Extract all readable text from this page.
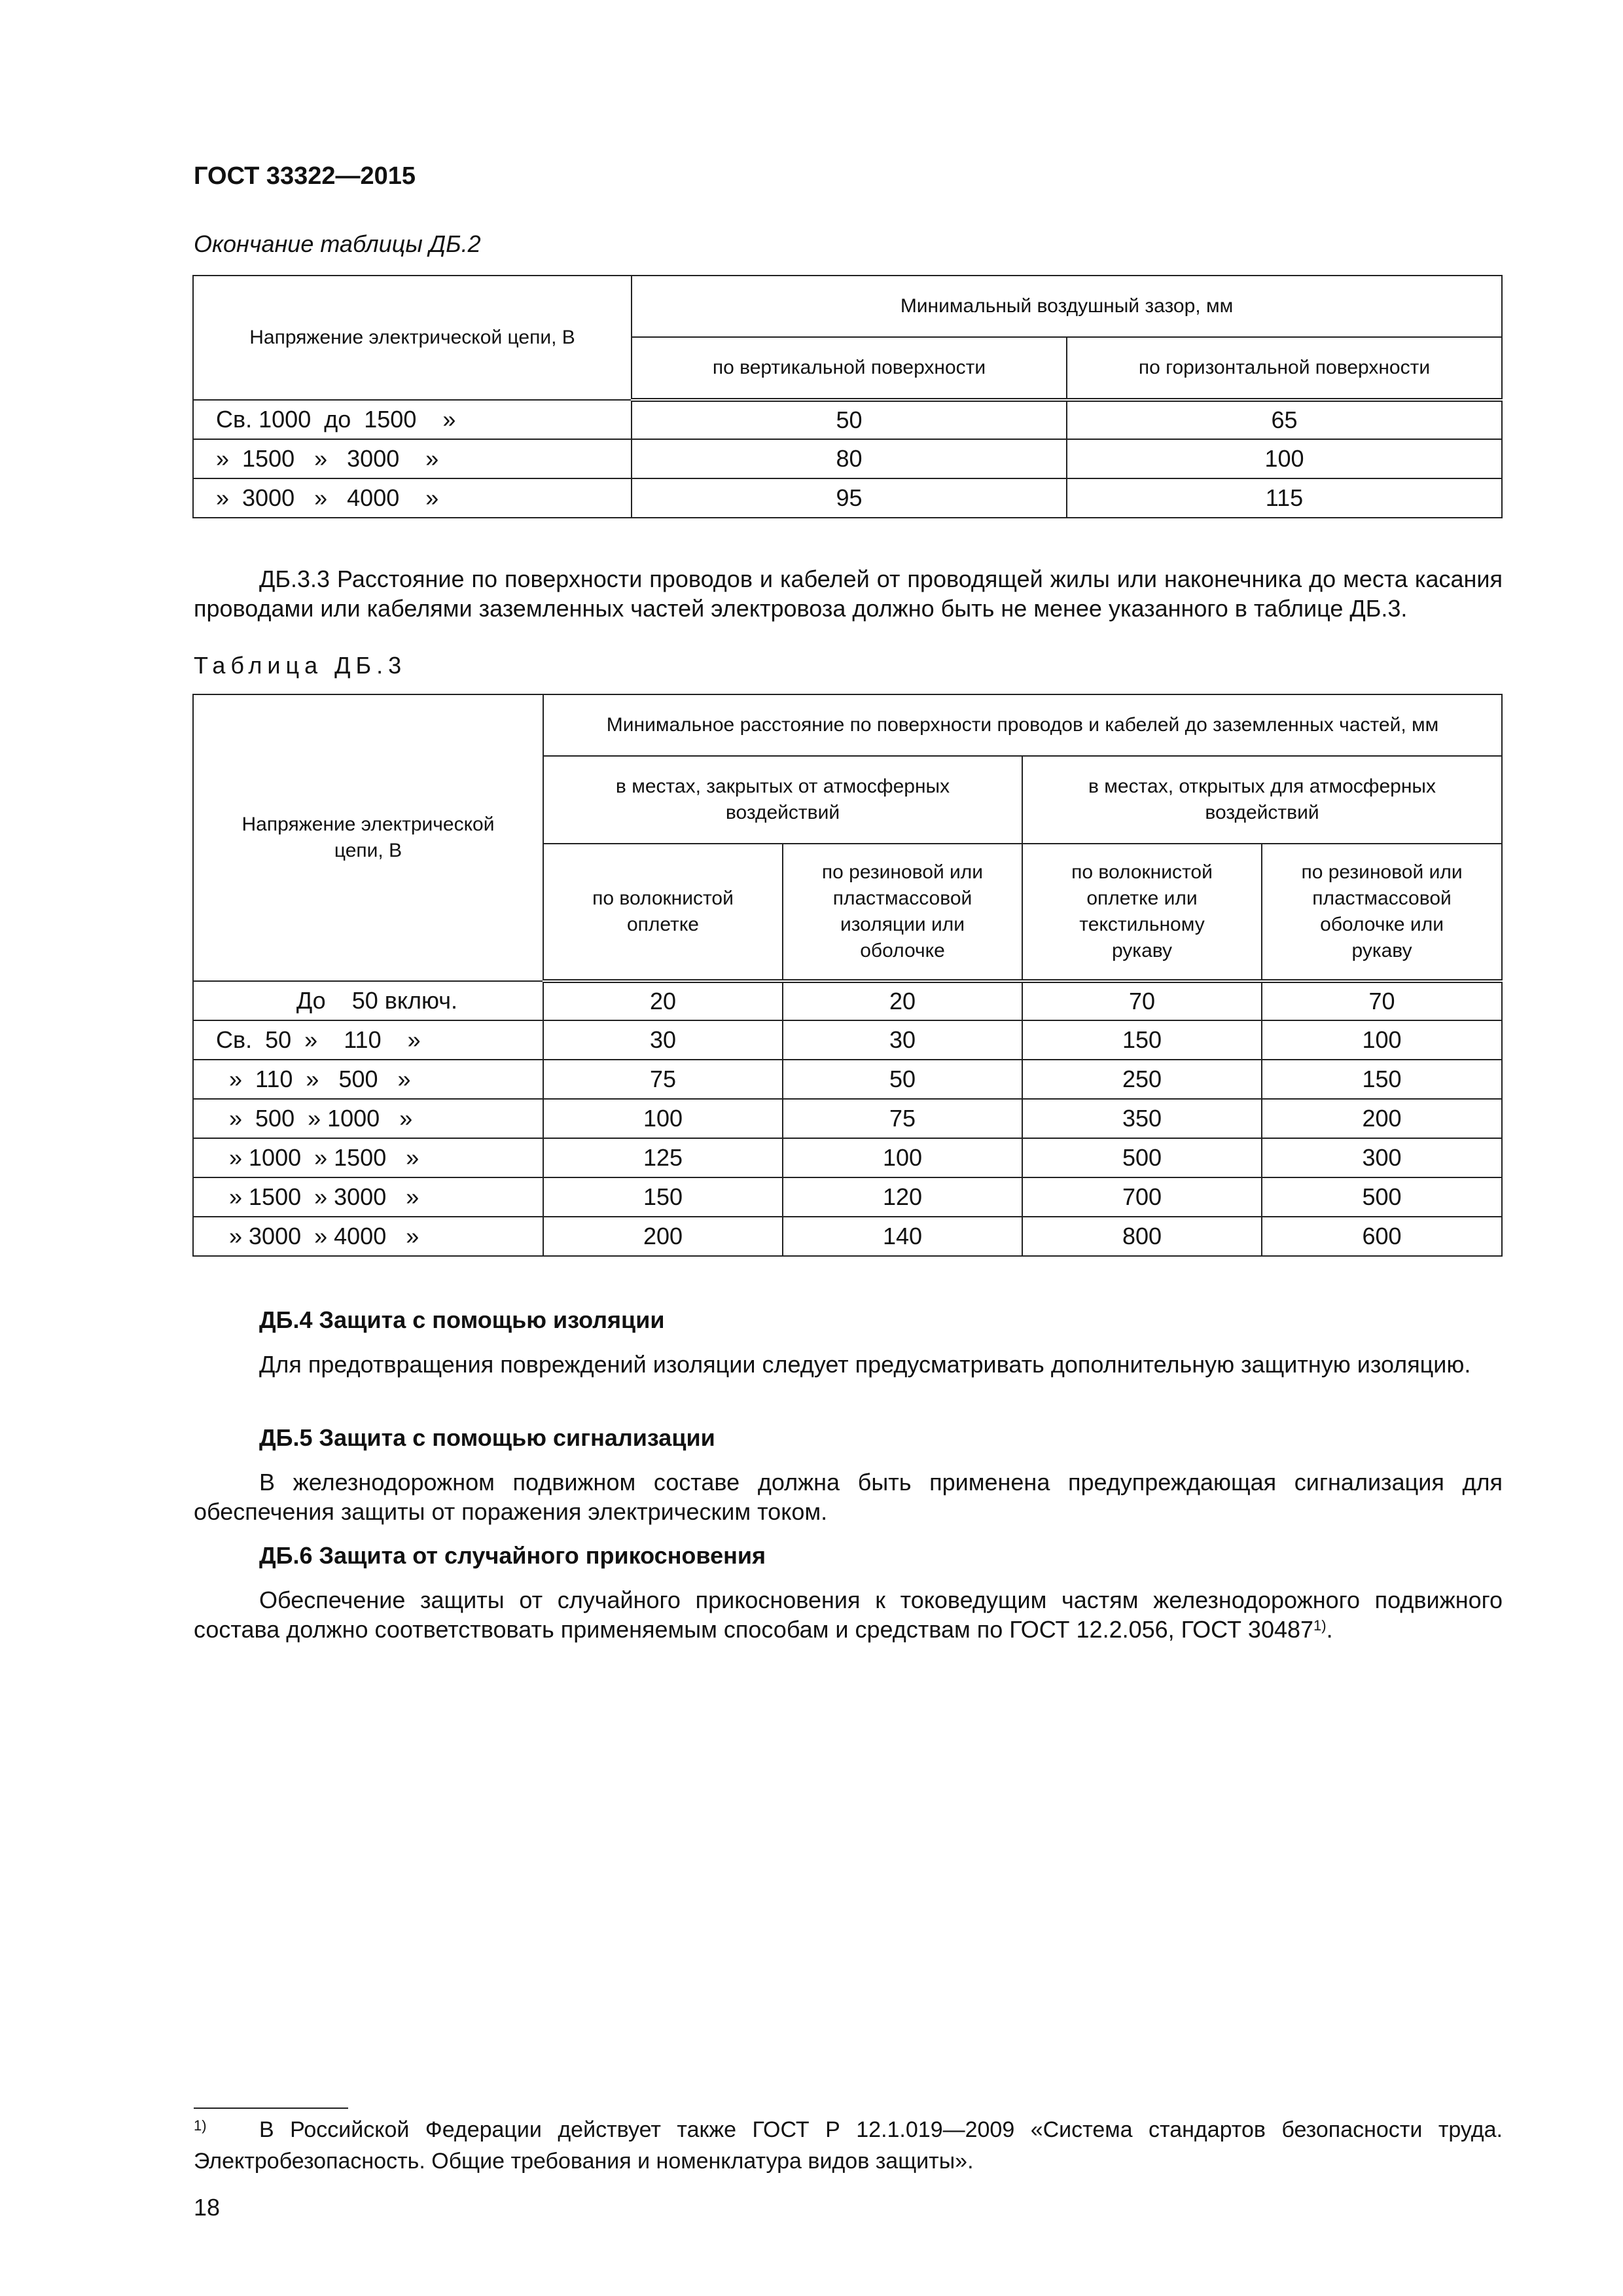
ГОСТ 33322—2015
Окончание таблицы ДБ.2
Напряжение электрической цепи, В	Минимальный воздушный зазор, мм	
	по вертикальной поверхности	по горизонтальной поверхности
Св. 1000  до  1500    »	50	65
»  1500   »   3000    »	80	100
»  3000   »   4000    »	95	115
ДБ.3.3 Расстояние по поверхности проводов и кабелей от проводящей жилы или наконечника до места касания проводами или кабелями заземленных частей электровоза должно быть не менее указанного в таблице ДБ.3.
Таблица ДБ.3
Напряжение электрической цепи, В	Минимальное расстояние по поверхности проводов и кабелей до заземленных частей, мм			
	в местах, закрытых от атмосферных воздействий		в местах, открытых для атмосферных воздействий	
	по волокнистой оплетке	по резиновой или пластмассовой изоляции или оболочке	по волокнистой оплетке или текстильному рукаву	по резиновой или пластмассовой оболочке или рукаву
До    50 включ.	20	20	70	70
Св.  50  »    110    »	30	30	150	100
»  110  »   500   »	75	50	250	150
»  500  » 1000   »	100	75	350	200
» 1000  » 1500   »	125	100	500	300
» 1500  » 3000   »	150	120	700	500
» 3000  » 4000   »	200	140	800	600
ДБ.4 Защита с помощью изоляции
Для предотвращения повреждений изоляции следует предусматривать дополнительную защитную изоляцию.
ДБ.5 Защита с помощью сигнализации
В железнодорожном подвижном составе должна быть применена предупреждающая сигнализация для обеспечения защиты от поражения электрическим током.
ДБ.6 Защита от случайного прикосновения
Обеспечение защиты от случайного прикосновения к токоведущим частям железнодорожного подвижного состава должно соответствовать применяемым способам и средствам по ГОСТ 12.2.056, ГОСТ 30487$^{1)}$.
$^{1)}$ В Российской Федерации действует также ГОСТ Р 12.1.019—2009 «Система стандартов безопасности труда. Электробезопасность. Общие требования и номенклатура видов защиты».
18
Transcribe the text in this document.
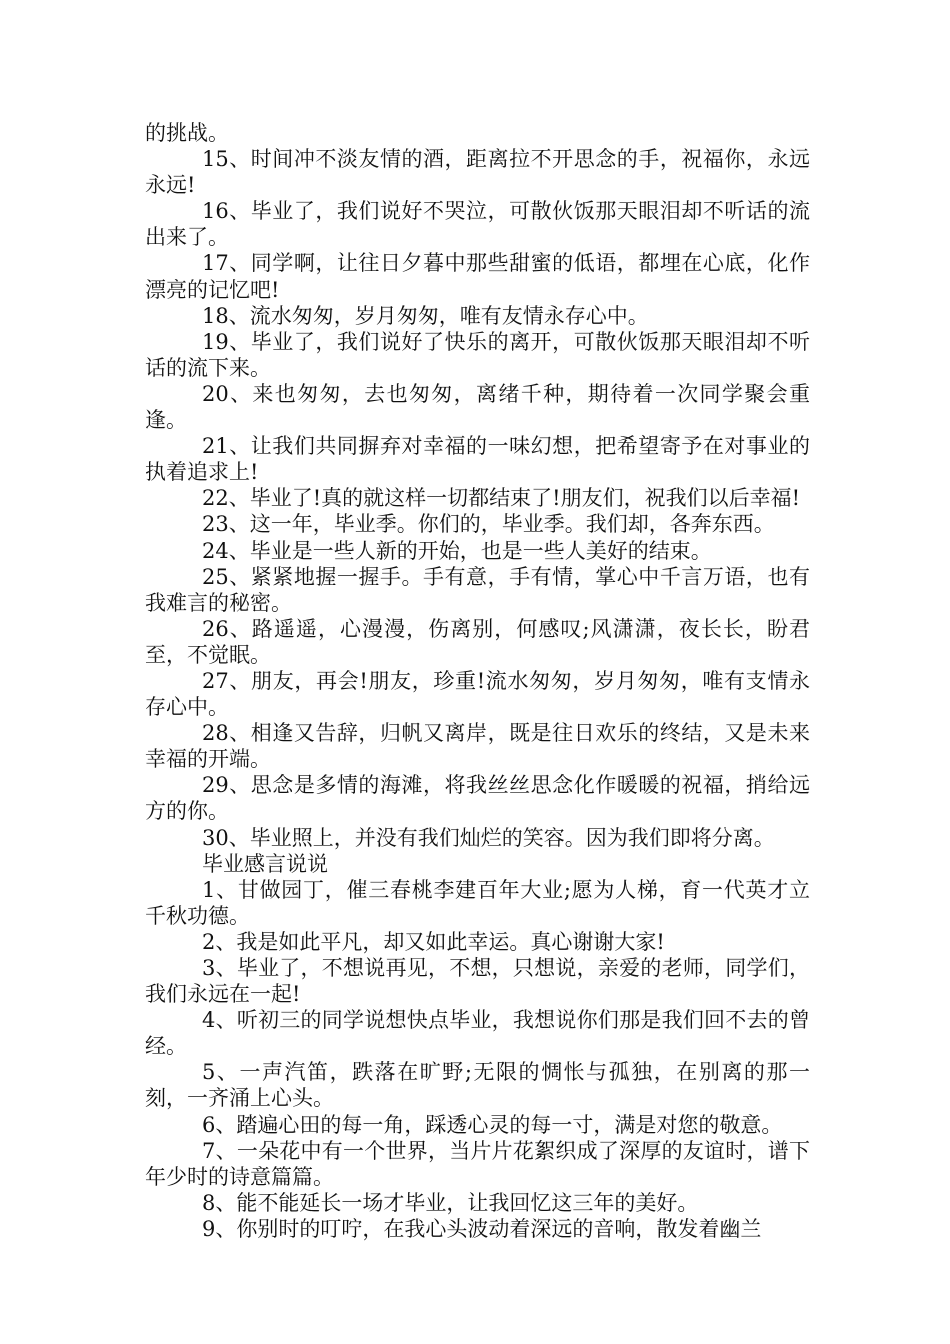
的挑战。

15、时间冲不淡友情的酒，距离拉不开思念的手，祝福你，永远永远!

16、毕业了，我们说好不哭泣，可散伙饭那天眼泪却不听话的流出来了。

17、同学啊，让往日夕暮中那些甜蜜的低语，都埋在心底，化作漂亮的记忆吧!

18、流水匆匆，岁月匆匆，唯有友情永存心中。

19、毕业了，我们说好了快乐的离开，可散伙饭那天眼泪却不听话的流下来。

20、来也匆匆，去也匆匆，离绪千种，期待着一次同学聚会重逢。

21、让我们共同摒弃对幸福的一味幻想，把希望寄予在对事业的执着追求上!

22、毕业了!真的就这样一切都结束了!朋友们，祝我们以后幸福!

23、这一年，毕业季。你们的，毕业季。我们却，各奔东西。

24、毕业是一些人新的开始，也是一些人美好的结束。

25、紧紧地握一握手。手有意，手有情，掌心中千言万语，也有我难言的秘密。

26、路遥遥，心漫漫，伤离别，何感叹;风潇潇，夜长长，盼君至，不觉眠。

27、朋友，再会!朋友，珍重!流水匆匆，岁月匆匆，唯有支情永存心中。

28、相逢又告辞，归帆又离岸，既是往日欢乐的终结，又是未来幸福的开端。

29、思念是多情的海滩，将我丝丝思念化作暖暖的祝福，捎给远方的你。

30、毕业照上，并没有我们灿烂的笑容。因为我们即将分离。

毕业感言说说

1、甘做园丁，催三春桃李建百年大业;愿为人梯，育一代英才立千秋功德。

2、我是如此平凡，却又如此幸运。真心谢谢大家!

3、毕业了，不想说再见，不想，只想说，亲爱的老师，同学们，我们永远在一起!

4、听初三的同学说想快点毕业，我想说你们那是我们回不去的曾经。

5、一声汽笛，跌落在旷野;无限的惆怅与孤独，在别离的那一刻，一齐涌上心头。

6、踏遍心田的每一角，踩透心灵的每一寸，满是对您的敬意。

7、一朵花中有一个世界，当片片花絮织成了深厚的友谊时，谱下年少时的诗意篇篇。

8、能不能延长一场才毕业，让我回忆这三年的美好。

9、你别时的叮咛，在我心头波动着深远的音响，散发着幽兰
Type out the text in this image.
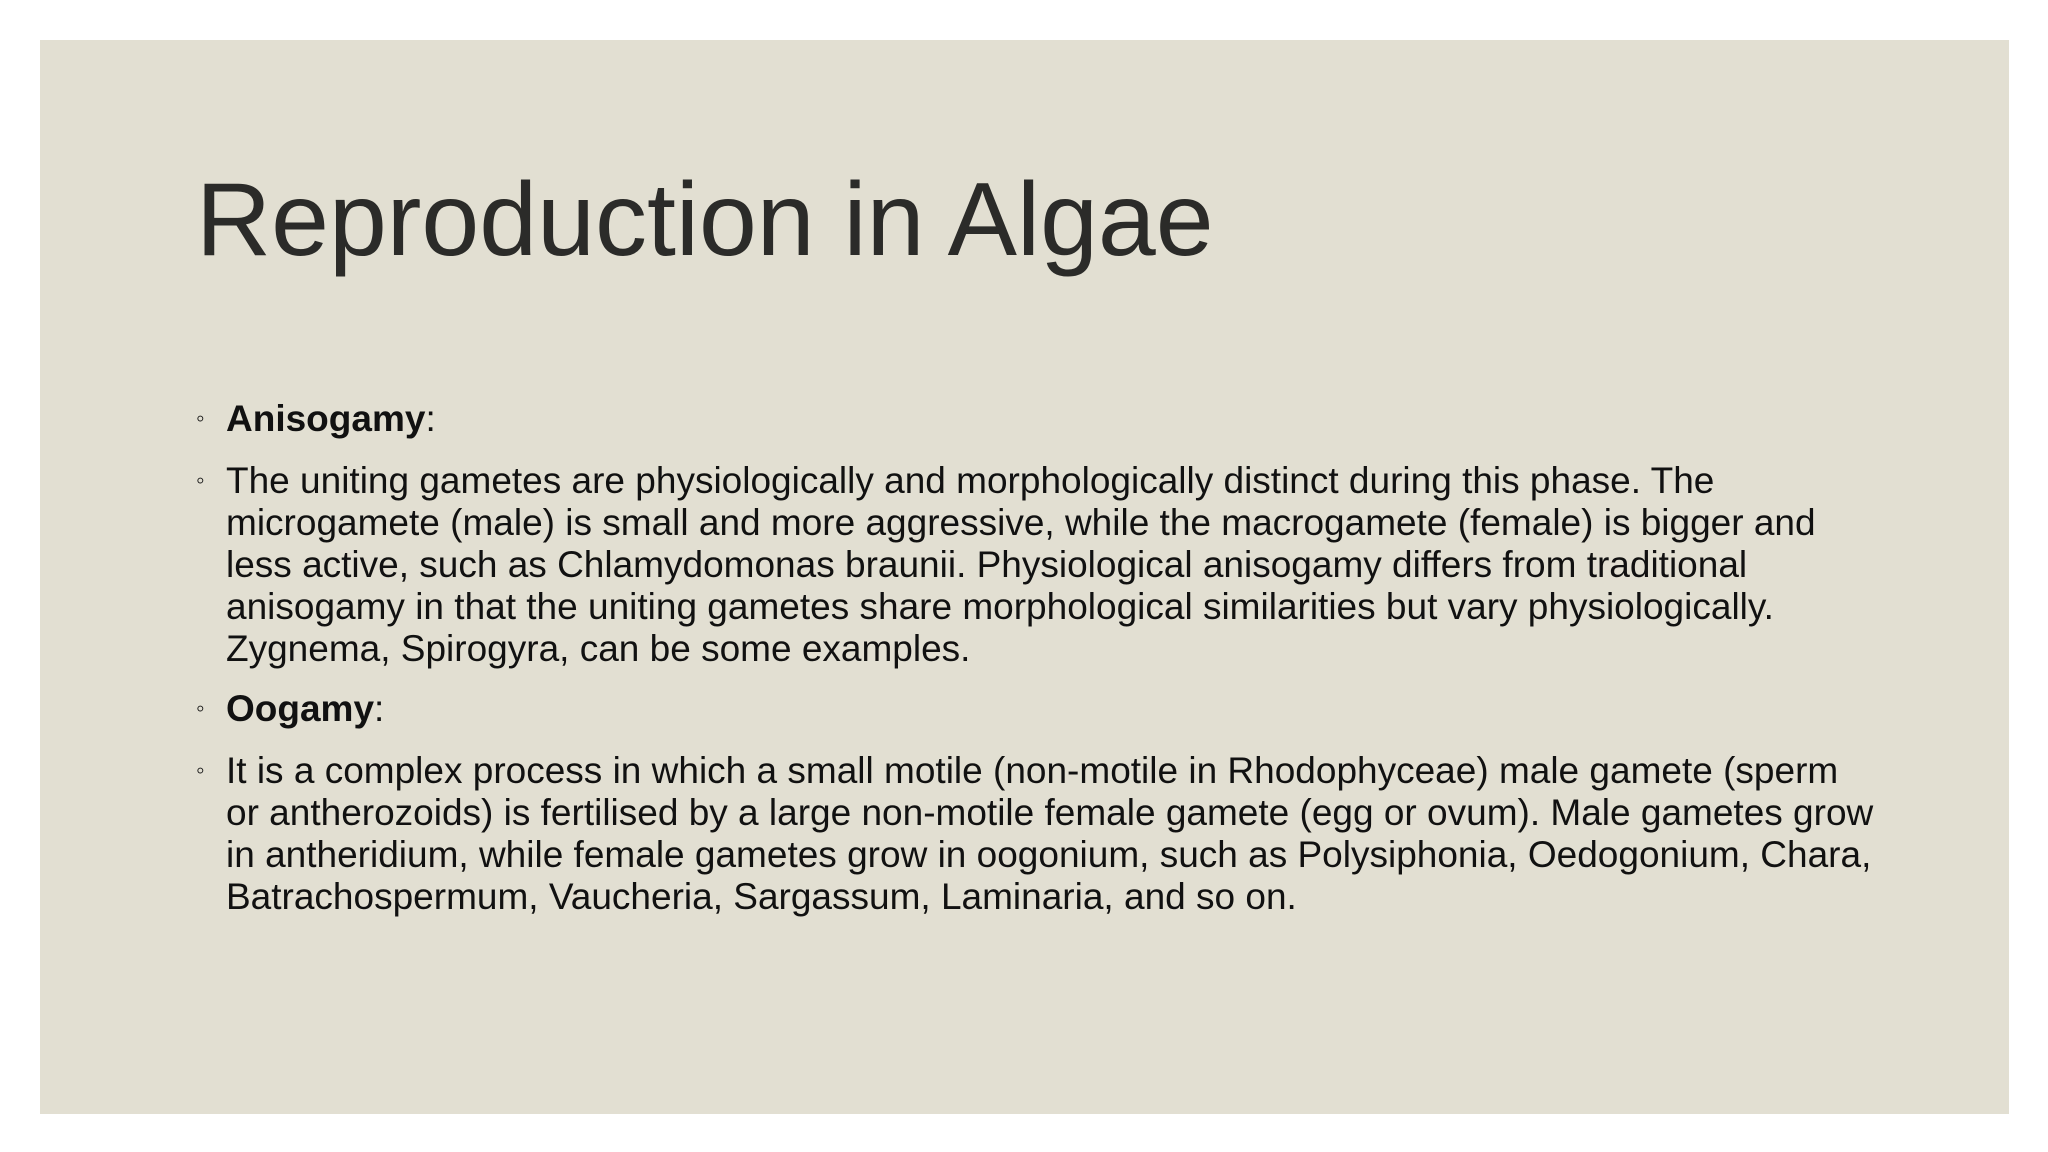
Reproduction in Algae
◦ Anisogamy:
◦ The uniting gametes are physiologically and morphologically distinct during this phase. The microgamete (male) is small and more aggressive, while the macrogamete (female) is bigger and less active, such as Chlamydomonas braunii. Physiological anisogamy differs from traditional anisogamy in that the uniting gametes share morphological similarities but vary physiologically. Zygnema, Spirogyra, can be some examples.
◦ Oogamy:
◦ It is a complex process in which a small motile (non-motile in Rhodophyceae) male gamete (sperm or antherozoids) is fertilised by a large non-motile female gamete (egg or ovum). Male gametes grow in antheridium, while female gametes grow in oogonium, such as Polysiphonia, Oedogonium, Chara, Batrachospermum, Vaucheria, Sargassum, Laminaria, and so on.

Task: Lines of the material that contain the word "случайного" are to be gathered.

Response to the task:
ДБ.6 Защита от случайного прикосновения
Обеспечение защиты от случайного прикосновения к токоведущим частям железнодорожного подвижного состава должно соответствовать применяемым способам и средствам по ГОСТ 12.2.056, ГОСТ 30487$^{1)}$.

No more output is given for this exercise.